## Aim of the task
Rewrite the records below, putting "gust-marker" in place of every occurrence of "gust-point" and leaving everything else unchanged.

* START Input rows *

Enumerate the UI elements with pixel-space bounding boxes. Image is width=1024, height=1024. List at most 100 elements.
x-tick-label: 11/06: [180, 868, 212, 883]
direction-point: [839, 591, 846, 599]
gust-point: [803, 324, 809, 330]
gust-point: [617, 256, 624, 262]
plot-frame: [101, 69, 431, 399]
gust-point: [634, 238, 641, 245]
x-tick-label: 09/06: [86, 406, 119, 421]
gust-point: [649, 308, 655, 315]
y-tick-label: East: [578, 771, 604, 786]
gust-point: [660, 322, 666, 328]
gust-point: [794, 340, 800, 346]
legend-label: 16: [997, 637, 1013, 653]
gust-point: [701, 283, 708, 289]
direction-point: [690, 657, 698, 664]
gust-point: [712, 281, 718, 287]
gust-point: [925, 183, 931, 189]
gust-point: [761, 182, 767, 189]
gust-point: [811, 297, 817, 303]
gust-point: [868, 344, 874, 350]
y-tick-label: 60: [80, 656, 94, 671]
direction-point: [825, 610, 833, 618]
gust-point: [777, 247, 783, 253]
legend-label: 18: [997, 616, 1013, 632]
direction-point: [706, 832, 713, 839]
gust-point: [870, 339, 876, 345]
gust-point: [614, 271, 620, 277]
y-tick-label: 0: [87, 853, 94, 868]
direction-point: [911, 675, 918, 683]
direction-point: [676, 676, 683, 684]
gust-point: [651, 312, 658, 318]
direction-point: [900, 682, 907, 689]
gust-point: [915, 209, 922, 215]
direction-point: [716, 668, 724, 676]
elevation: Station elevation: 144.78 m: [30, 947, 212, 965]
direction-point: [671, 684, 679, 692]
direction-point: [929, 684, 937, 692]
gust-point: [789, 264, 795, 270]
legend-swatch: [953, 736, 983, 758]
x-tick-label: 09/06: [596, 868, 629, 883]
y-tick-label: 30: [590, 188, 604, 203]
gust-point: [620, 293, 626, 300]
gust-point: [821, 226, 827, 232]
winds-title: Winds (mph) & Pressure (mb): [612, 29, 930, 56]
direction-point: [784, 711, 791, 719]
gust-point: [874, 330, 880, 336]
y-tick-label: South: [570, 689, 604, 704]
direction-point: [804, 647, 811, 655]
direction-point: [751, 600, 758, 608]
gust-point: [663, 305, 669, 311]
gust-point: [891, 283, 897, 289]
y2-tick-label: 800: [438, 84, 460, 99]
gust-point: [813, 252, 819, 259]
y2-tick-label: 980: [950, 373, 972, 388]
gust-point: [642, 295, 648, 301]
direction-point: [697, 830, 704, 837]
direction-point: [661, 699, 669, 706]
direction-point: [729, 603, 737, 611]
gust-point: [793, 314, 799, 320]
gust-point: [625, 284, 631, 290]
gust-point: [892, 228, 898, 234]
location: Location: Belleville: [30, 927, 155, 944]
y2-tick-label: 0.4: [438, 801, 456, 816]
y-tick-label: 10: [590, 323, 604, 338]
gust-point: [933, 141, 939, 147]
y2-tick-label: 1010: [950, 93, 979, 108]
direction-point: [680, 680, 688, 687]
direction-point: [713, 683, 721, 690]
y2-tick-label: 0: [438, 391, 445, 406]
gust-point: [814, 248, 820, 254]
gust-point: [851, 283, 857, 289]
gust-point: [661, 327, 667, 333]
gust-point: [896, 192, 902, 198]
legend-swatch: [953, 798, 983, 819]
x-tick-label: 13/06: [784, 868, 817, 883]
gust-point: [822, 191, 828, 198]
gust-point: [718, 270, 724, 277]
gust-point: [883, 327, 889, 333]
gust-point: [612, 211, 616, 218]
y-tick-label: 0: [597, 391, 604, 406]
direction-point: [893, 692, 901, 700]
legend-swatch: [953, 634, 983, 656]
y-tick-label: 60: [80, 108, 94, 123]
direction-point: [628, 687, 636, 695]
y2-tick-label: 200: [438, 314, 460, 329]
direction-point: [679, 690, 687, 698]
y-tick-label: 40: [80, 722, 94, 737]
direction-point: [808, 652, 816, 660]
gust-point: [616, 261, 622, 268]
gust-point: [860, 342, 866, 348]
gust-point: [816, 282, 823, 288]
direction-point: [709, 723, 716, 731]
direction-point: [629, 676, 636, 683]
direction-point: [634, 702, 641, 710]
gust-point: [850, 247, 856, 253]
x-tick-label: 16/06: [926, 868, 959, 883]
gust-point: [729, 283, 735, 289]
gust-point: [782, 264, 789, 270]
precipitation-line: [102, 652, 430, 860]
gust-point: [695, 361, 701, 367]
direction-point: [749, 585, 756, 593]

* END Input rows *

## Task output
Enumerate the UI elements with pixel-space bounding boxes. Image is width=1024, height=1024. List at most 100 elements.
x-tick-label: 11/06: [180, 868, 212, 883]
direction-point: [839, 591, 846, 599]
gust-marker: [803, 324, 809, 330]
gust-marker: [617, 256, 624, 262]
plot-frame: [101, 69, 431, 399]
gust-marker: [634, 238, 641, 245]
x-tick-label: 09/06: [86, 406, 119, 421]
gust-marker: [649, 308, 655, 315]
y-tick-label: East: [578, 771, 604, 786]
gust-marker: [660, 322, 666, 328]
gust-marker: [794, 340, 800, 346]
legend-label: 16: [997, 637, 1013, 653]
gust-marker: [701, 283, 708, 289]
direction-point: [690, 657, 698, 664]
gust-marker: [712, 281, 718, 287]
gust-marker: [925, 183, 931, 189]
gust-marker: [761, 182, 767, 189]
gust-marker: [811, 297, 817, 303]
gust-marker: [868, 344, 874, 350]
y-tick-label: 60: [80, 656, 94, 671]
direction-point: [825, 610, 833, 618]
gust-marker: [777, 247, 783, 253]
legend-label: 18: [997, 616, 1013, 632]
direction-point: [706, 832, 713, 839]
gust-marker: [870, 339, 876, 345]
gust-marker: [614, 271, 620, 277]
y-tick-label: 0: [87, 853, 94, 868]
direction-point: [911, 675, 918, 683]
direction-point: [676, 676, 683, 684]
gust-marker: [651, 312, 658, 318]
direction-point: [900, 682, 907, 689]
gust-marker: [915, 209, 922, 215]
direction-point: [716, 668, 724, 676]
elevation: Station elevation: 144.78 m: [30, 947, 212, 965]
direction-point: [671, 684, 679, 692]
direction-point: [929, 684, 937, 692]
gust-marker: [789, 264, 795, 270]
legend-swatch: [953, 736, 983, 758]
x-tick-label: 09/06: [596, 868, 629, 883]
y-tick-label: 30: [590, 188, 604, 203]
gust-marker: [620, 293, 626, 300]
gust-marker: [821, 226, 827, 232]
winds-title: Winds (mph) & Pressure (mb): [612, 29, 930, 56]
direction-point: [784, 711, 791, 719]
gust-marker: [874, 330, 880, 336]
y-tick-label: South: [570, 689, 604, 704]
direction-point: [804, 647, 811, 655]
direction-point: [751, 600, 758, 608]
gust-marker: [663, 305, 669, 311]
gust-marker: [891, 283, 897, 289]
y2-tick-label: 800: [438, 84, 460, 99]
gust-marker: [813, 252, 819, 259]
y2-tick-label: 980: [950, 373, 972, 388]
gust-marker: [642, 295, 648, 301]
direction-point: [697, 830, 704, 837]
direction-point: [661, 699, 669, 706]
direction-point: [729, 603, 737, 611]
gust-marker: [793, 314, 799, 320]
gust-marker: [625, 284, 631, 290]
gust-marker: [892, 228, 898, 234]
location: Location: Belleville: [30, 927, 155, 944]
y2-tick-label: 0.4: [438, 801, 456, 816]
y-tick-label: 10: [590, 323, 604, 338]
gust-marker: [933, 141, 939, 147]
y2-tick-label: 1010: [950, 93, 979, 108]
direction-point: [680, 680, 688, 687]
direction-point: [713, 683, 721, 690]
y2-tick-label: 0: [438, 391, 445, 406]
gust-marker: [814, 248, 820, 254]
gust-marker: [851, 283, 857, 289]
gust-marker: [661, 327, 667, 333]
gust-marker: [896, 192, 902, 198]
legend-swatch: [953, 798, 983, 819]
x-tick-label: 13/06: [784, 868, 817, 883]
gust-marker: [822, 191, 828, 198]
gust-marker: [718, 270, 724, 277]
gust-marker: [883, 327, 889, 333]
gust-marker: [612, 211, 616, 218]
y-tick-label: 0: [597, 391, 604, 406]
direction-point: [893, 692, 901, 700]
legend-swatch: [953, 634, 983, 656]
y-tick-label: 60: [80, 108, 94, 123]
direction-point: [628, 687, 636, 695]
y2-tick-label: 200: [438, 314, 460, 329]
direction-point: [679, 690, 687, 698]
y-tick-label: 40: [80, 722, 94, 737]
direction-point: [808, 652, 816, 660]
gust-marker: [616, 261, 622, 268]
gust-marker: [860, 342, 866, 348]
gust-marker: [816, 282, 823, 288]
direction-point: [709, 723, 716, 731]
direction-point: [629, 676, 636, 683]
direction-point: [634, 702, 641, 710]
gust-marker: [850, 247, 856, 253]
x-tick-label: 16/06: [926, 868, 959, 883]
gust-marker: [729, 283, 735, 289]
gust-marker: [782, 264, 789, 270]
precipitation-line: [102, 652, 430, 860]
gust-marker: [695, 361, 701, 367]
direction-point: [749, 585, 756, 593]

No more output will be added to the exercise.